Instructions to follow =>
Here are records with pictures in them. Copy all of them exactly and leave the pictures out.

The input =>
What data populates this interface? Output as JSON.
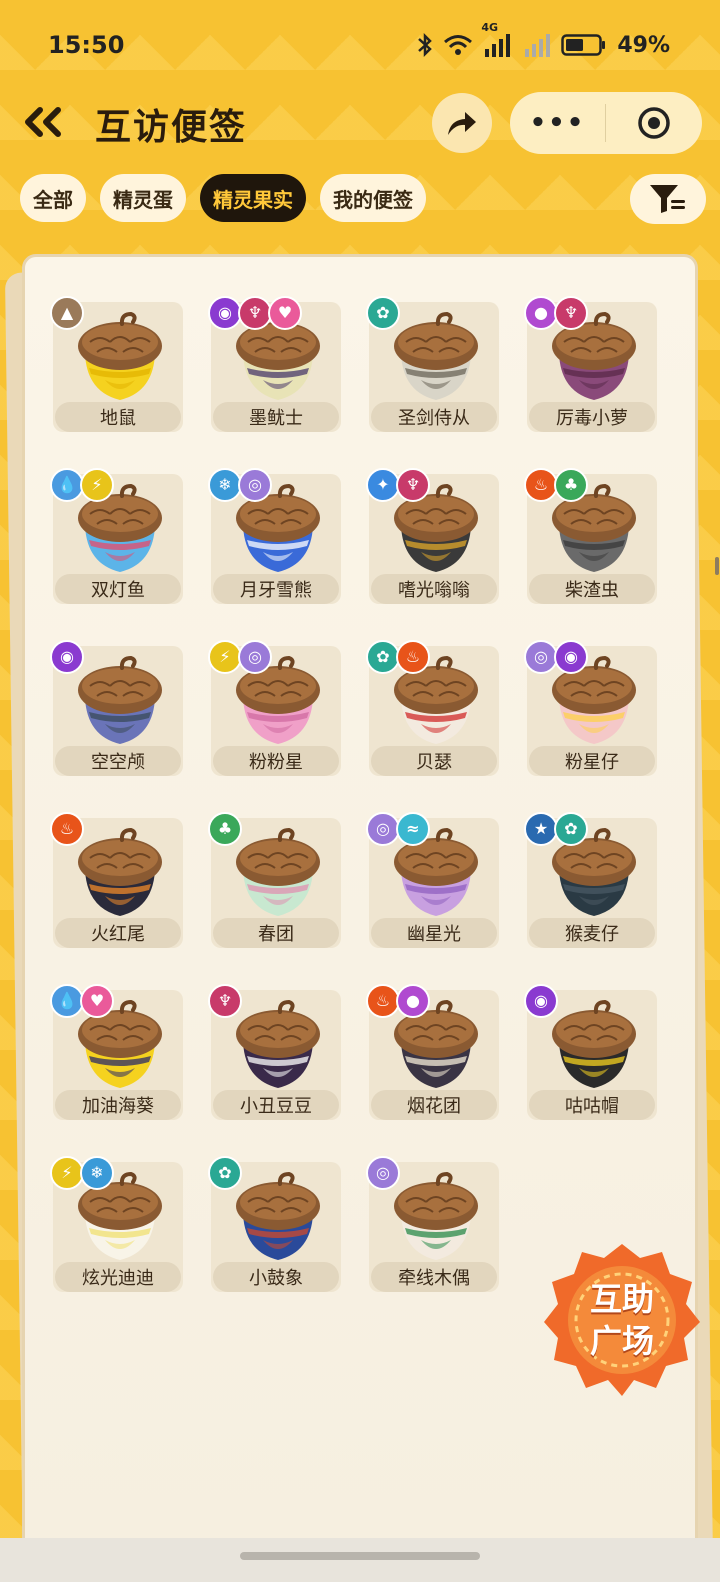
{
  "status_bar": {
    "time": "15:50",
    "network_label": "4G",
    "battery": "49%"
  },
  "header": {
    "title": "互访便签",
    "more_label": "•••"
  },
  "tabs": [
    {
      "label": "全部",
      "active": false
    },
    {
      "label": "精灵蛋",
      "active": false
    },
    {
      "label": "精灵果实",
      "active": true
    },
    {
      "label": "我的便签",
      "active": false
    }
  ],
  "items": [
    {
      "name": "地鼠",
      "badges": [
        "ground"
      ],
      "colors": [
        "#f5d21f",
        "#e1b300"
      ]
    },
    {
      "name": "墨鱿士",
      "badges": [
        "ghost",
        "demon",
        "fairy"
      ],
      "colors": [
        "#e8e3b6",
        "#4a3a6a"
      ]
    },
    {
      "name": "圣剑侍从",
      "badges": [
        "mech"
      ],
      "colors": [
        "#d9d5c8",
        "#6a6458"
      ]
    },
    {
      "name": "厉毒小萝",
      "badges": [
        "poison",
        "demon"
      ],
      "colors": [
        "#8a4a7a",
        "#5a2a4a"
      ]
    },
    {
      "name": "双灯鱼",
      "badges": [
        "water",
        "electric"
      ],
      "colors": [
        "#5cb4e8",
        "#e84a6a"
      ]
    },
    {
      "name": "月牙雪熊",
      "badges": [
        "ice",
        "wind"
      ],
      "colors": [
        "#3a6ad8",
        "#ffffff"
      ]
    },
    {
      "name": "嗜光嗡嗡",
      "badges": [
        "light",
        "demon"
      ],
      "colors": [
        "#3a3a3a",
        "#e0a82a"
      ]
    },
    {
      "name": "柴渣虫",
      "badges": [
        "fire",
        "grass"
      ],
      "colors": [
        "#6a6a6a",
        "#3a3a3a"
      ]
    },
    {
      "name": "空空颅",
      "badges": [
        "ghost"
      ],
      "colors": [
        "#6a74b8",
        "#3a4a5a"
      ]
    },
    {
      "name": "粉粉星",
      "badges": [
        "electric",
        "wind"
      ],
      "colors": [
        "#f0a0c8",
        "#d06aa0"
      ]
    },
    {
      "name": "贝瑟",
      "badges": [
        "mech",
        "fire"
      ],
      "colors": [
        "#f3eadf",
        "#d02a2a"
      ]
    },
    {
      "name": "粉星仔",
      "badges": [
        "wind",
        "ghost"
      ],
      "colors": [
        "#f4c8c8",
        "#ffd24a"
      ]
    },
    {
      "name": "火红尾",
      "badges": [
        "fire"
      ],
      "colors": [
        "#2a2a3a",
        "#f08a2a"
      ]
    },
    {
      "name": "春团",
      "badges": [
        "grass"
      ],
      "colors": [
        "#c8e8d0",
        "#e090b0"
      ]
    },
    {
      "name": "幽星光",
      "badges": [
        "wind",
        "flying"
      ],
      "colors": [
        "#c8a0e0",
        "#9060c0"
      ]
    },
    {
      "name": "猴麦仔",
      "badges": [
        "star",
        "mech"
      ],
      "colors": [
        "#2a3a44",
        "#4a5a64"
      ]
    },
    {
      "name": "加油海葵",
      "badges": [
        "water",
        "fairy"
      ],
      "colors": [
        "#f5d21f",
        "#2a2a6a"
      ]
    },
    {
      "name": "小丑豆豆",
      "badges": [
        "demon"
      ],
      "colors": [
        "#3a2a4a",
        "#ffffff"
      ]
    },
    {
      "name": "烟花团",
      "badges": [
        "fire",
        "poison"
      ],
      "colors": [
        "#3a3444",
        "#f5ecd8"
      ]
    },
    {
      "name": "咕咕帽",
      "badges": [
        "ghost"
      ],
      "colors": [
        "#2a2a2a",
        "#f5d21f"
      ]
    },
    {
      "name": "炫光迪迪",
      "badges": [
        "electric",
        "ice"
      ],
      "colors": [
        "#f8f4e8",
        "#f0e070"
      ]
    },
    {
      "name": "小鼓象",
      "badges": [
        "mech"
      ],
      "colors": [
        "#2a4a9a",
        "#d04a2a"
      ]
    },
    {
      "name": "牵线木偶",
      "badges": [
        "wind"
      ],
      "colors": [
        "#f3eadf",
        "#2a8a4a"
      ]
    }
  ],
  "badge_types": {
    "ground": {
      "color": "#9a7a5a",
      "glyph": "▲"
    },
    "ghost": {
      "color": "#8a3ad0",
      "glyph": "◉"
    },
    "demon": {
      "color": "#c83a6a",
      "glyph": "♆"
    },
    "fairy": {
      "color": "#ea5a9a",
      "glyph": "♥"
    },
    "mech": {
      "color": "#2aa894",
      "glyph": "✿"
    },
    "poison": {
      "color": "#b04ad0",
      "glyph": "●"
    },
    "water": {
      "color": "#4a9ae0",
      "glyph": "💧"
    },
    "electric": {
      "color": "#e8c41a",
      "glyph": "⚡"
    },
    "ice": {
      "color": "#3a9ad8",
      "glyph": "❄"
    },
    "wind": {
      "color": "#9a7ad8",
      "glyph": "◎"
    },
    "light": {
      "color": "#3a8ae0",
      "glyph": "✦"
    },
    "fire": {
      "color": "#e8541a",
      "glyph": "♨"
    },
    "grass": {
      "color": "#3aa85a",
      "glyph": "♣"
    },
    "flying": {
      "color": "#3ab8d0",
      "glyph": "≈"
    },
    "star": {
      "color": "#2a6ab0",
      "glyph": "★"
    }
  },
  "assist": {
    "line1": "互助",
    "line2": "广场"
  }
}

Answer to the exercise =>
What data populates this interface? Output as JSON.
{
  "status_bar": {
    "time": "15:50",
    "network_label": "4G",
    "battery": "49%"
  },
  "header": {
    "title": "互访便签",
    "more_label": "•••"
  },
  "tabs": [
    {
      "label": "全部",
      "active": false
    },
    {
      "label": "精灵蛋",
      "active": false
    },
    {
      "label": "精灵果实",
      "active": true
    },
    {
      "label": "我的便签",
      "active": false
    }
  ],
  "items": [
    {
      "name": "地鼠",
      "badges": [
        "ground"
      ],
      "colors": [
        "#f5d21f",
        "#e1b300"
      ]
    },
    {
      "name": "墨鱿士",
      "badges": [
        "ghost",
        "demon",
        "fairy"
      ],
      "colors": [
        "#e8e3b6",
        "#4a3a6a"
      ]
    },
    {
      "name": "圣剑侍从",
      "badges": [
        "mech"
      ],
      "colors": [
        "#d9d5c8",
        "#6a6458"
      ]
    },
    {
      "name": "厉毒小萝",
      "badges": [
        "poison",
        "demon"
      ],
      "colors": [
        "#8a4a7a",
        "#5a2a4a"
      ]
    },
    {
      "name": "双灯鱼",
      "badges": [
        "water",
        "electric"
      ],
      "colors": [
        "#5cb4e8",
        "#e84a6a"
      ]
    },
    {
      "name": "月牙雪熊",
      "badges": [
        "ice",
        "wind"
      ],
      "colors": [
        "#3a6ad8",
        "#ffffff"
      ]
    },
    {
      "name": "嗜光嗡嗡",
      "badges": [
        "light",
        "demon"
      ],
      "colors": [
        "#3a3a3a",
        "#e0a82a"
      ]
    },
    {
      "name": "柴渣虫",
      "badges": [
        "fire",
        "grass"
      ],
      "colors": [
        "#6a6a6a",
        "#3a3a3a"
      ]
    },
    {
      "name": "空空颅",
      "badges": [
        "ghost"
      ],
      "colors": [
        "#6a74b8",
        "#3a4a5a"
      ]
    },
    {
      "name": "粉粉星",
      "badges": [
        "electric",
        "wind"
      ],
      "colors": [
        "#f0a0c8",
        "#d06aa0"
      ]
    },
    {
      "name": "贝瑟",
      "badges": [
        "mech",
        "fire"
      ],
      "colors": [
        "#f3eadf",
        "#d02a2a"
      ]
    },
    {
      "name": "粉星仔",
      "badges": [
        "wind",
        "ghost"
      ],
      "colors": [
        "#f4c8c8",
        "#ffd24a"
      ]
    },
    {
      "name": "火红尾",
      "badges": [
        "fire"
      ],
      "colors": [
        "#2a2a3a",
        "#f08a2a"
      ]
    },
    {
      "name": "春团",
      "badges": [
        "grass"
      ],
      "colors": [
        "#c8e8d0",
        "#e090b0"
      ]
    },
    {
      "name": "幽星光",
      "badges": [
        "wind",
        "flying"
      ],
      "colors": [
        "#c8a0e0",
        "#9060c0"
      ]
    },
    {
      "name": "猴麦仔",
      "badges": [
        "star",
        "mech"
      ],
      "colors": [
        "#2a3a44",
        "#4a5a64"
      ]
    },
    {
      "name": "加油海葵",
      "badges": [
        "water",
        "fairy"
      ],
      "colors": [
        "#f5d21f",
        "#2a2a6a"
      ]
    },
    {
      "name": "小丑豆豆",
      "badges": [
        "demon"
      ],
      "colors": [
        "#3a2a4a",
        "#ffffff"
      ]
    },
    {
      "name": "烟花团",
      "badges": [
        "fire",
        "poison"
      ],
      "colors": [
        "#3a3444",
        "#f5ecd8"
      ]
    },
    {
      "name": "咕咕帽",
      "badges": [
        "ghost"
      ],
      "colors": [
        "#2a2a2a",
        "#f5d21f"
      ]
    },
    {
      "name": "炫光迪迪",
      "badges": [
        "electric",
        "ice"
      ],
      "colors": [
        "#f8f4e8",
        "#f0e070"
      ]
    },
    {
      "name": "小鼓象",
      "badges": [
        "mech"
      ],
      "colors": [
        "#2a4a9a",
        "#d04a2a"
      ]
    },
    {
      "name": "牵线木偶",
      "badges": [
        "wind"
      ],
      "colors": [
        "#f3eadf",
        "#2a8a4a"
      ]
    }
  ],
  "badge_types": {
    "ground": {
      "color": "#9a7a5a",
      "glyph": "▲"
    },
    "ghost": {
      "color": "#8a3ad0",
      "glyph": "◉"
    },
    "demon": {
      "color": "#c83a6a",
      "glyph": "♆"
    },
    "fairy": {
      "color": "#ea5a9a",
      "glyph": "♥"
    },
    "mech": {
      "color": "#2aa894",
      "glyph": "✿"
    },
    "poison": {
      "color": "#b04ad0",
      "glyph": "●"
    },
    "water": {
      "color": "#4a9ae0",
      "glyph": "💧"
    },
    "electric": {
      "color": "#e8c41a",
      "glyph": "⚡"
    },
    "ice": {
      "color": "#3a9ad8",
      "glyph": "❄"
    },
    "wind": {
      "color": "#9a7ad8",
      "glyph": "◎"
    },
    "light": {
      "color": "#3a8ae0",
      "glyph": "✦"
    },
    "fire": {
      "color": "#e8541a",
      "glyph": "♨"
    },
    "grass": {
      "color": "#3aa85a",
      "glyph": "♣"
    },
    "flying": {
      "color": "#3ab8d0",
      "glyph": "≈"
    },
    "star": {
      "color": "#2a6ab0",
      "glyph": "★"
    }
  },
  "assist": {
    "line1": "互助",
    "line2": "广场"
  }
}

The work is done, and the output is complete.